--- start Exercise input ---
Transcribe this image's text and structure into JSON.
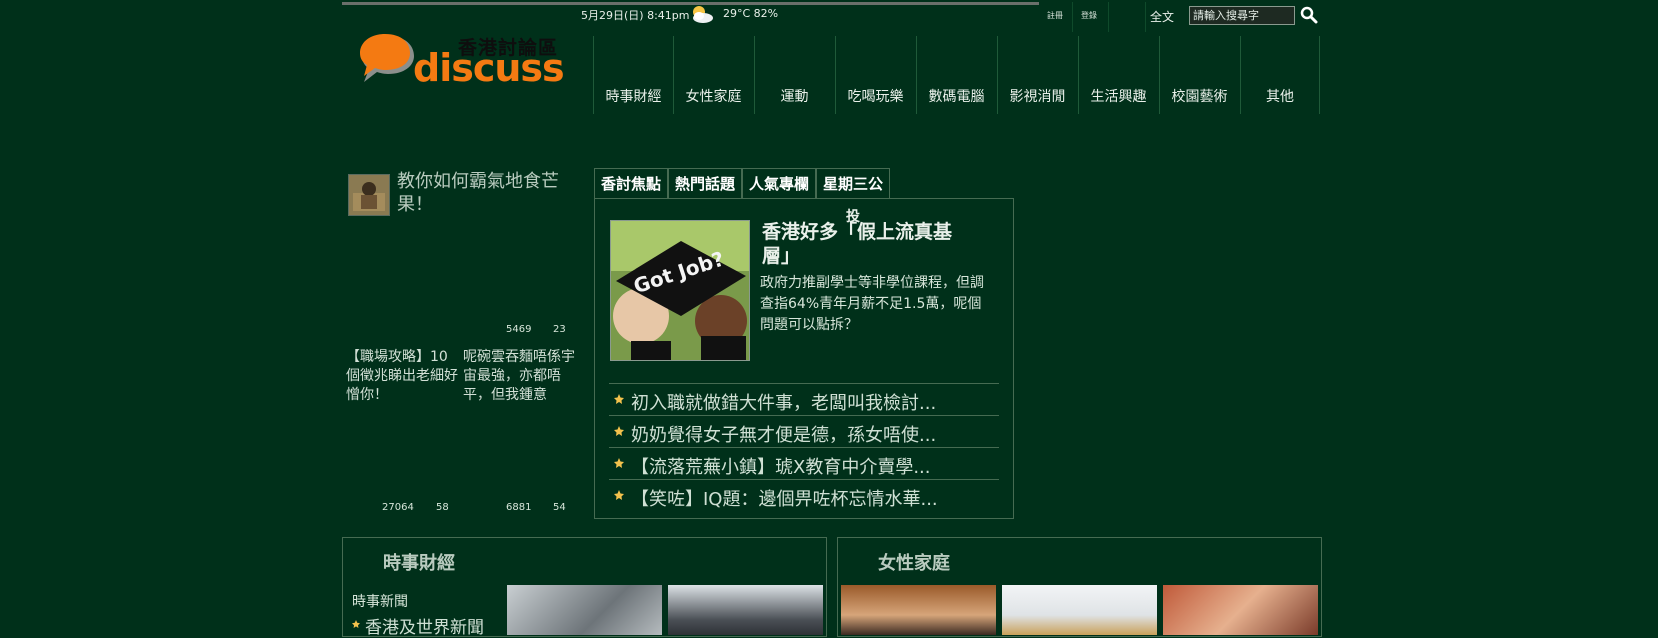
{
  "header": {
    "datetime": "5月29日(日) 8:41pm",
    "weather_temp": "29°C 82%",
    "util_links": [
      "註冊",
      "登錄"
    ],
    "fulltext_label": "全文",
    "search_placeholder": "請輸入搜尋字"
  },
  "logo": {
    "cn": "香港討論區",
    "en": "discuss"
  },
  "nav": [
    "時事財經",
    "女性家庭",
    "運動",
    "吃喝玩樂",
    "數碼電腦",
    "影視消閒",
    "生活興趣",
    "校園藝術",
    "其他"
  ],
  "left": {
    "featured_title": "教你如何霸氣地食芒果！",
    "counts_top": [
      "5469",
      "23"
    ],
    "snippets": [
      "【職場攻略】10個徵兆睇出老細好憎你！",
      "呢碗雲吞麵唔係宇宙最強，亦都唔平，但我鍾意"
    ],
    "counts_bottom": [
      "27064",
      "58",
      "6881",
      "54"
    ]
  },
  "tabs": [
    "香討焦點",
    "熱門話題",
    "人氣專欄",
    "星期三公"
  ],
  "main_story": {
    "stray_char": "投",
    "title": "香港好多「假上流真基層」",
    "desc": "政府力推副學士等非學位課程，但調查指64%青年月薪不足1.5萬，呢個問題可以點拆？",
    "image_caption": "Got Job?"
  },
  "list_items": [
    "初入職就做錯大件事，老闆叫我檢討...",
    "奶奶覺得女子無才便是德，孫女唔使...",
    "【流落荒蕪小鎮】琥X教育中介賣學...",
    "【笑咗】IQ題：邊個畀咗杯忘情水華..."
  ],
  "sections": [
    {
      "title": "時事財經",
      "sub_title": "時事新聞",
      "sub_link": "香港及世界新聞"
    },
    {
      "title": "女性家庭"
    }
  ],
  "colors": {
    "background": "#00301a",
    "accent": "#f47a12",
    "border": "#466b52"
  }
}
--- end Exercise input ---
Written exercise. Go through the entries above and print each one exactly, minus the pictures.

Complete answer.
Transcribe this image's text and structure into JSON.
{
  "header": {
    "datetime": "5月29日(日) 8:41pm",
    "weather_temp": "29°C 82%",
    "util_links": [
      "註冊",
      "登錄"
    ],
    "fulltext_label": "全文",
    "search_placeholder": "請輸入搜尋字"
  },
  "logo": {
    "cn": "香港討論區",
    "en": "discuss"
  },
  "nav": [
    "時事財經",
    "女性家庭",
    "運動",
    "吃喝玩樂",
    "數碼電腦",
    "影視消閒",
    "生活興趣",
    "校園藝術",
    "其他"
  ],
  "left": {
    "featured_title": "教你如何霸氣地食芒果！",
    "counts_top": [
      "5469",
      "23"
    ],
    "snippets": [
      "【職場攻略】10個徵兆睇出老細好憎你！",
      "呢碗雲吞麵唔係宇宙最強，亦都唔平，但我鍾意"
    ],
    "counts_bottom": [
      "27064",
      "58",
      "6881",
      "54"
    ]
  },
  "tabs": [
    "香討焦點",
    "熱門話題",
    "人氣專欄",
    "星期三公"
  ],
  "main_story": {
    "stray_char": "投",
    "title": "香港好多「假上流真基層」",
    "desc": "政府力推副學士等非學位課程，但調查指64%青年月薪不足1.5萬，呢個問題可以點拆？",
    "image_caption": "Got Job?"
  },
  "list_items": [
    "初入職就做錯大件事，老闆叫我檢討...",
    "奶奶覺得女子無才便是德，孫女唔使...",
    "【流落荒蕪小鎮】琥X教育中介賣學...",
    "【笑咗】IQ題：邊個畀咗杯忘情水華..."
  ],
  "sections": [
    {
      "title": "時事財經",
      "sub_title": "時事新聞",
      "sub_link": "香港及世界新聞"
    },
    {
      "title": "女性家庭"
    }
  ],
  "colors": {
    "background": "#00301a",
    "accent": "#f47a12",
    "border": "#466b52"
  }
}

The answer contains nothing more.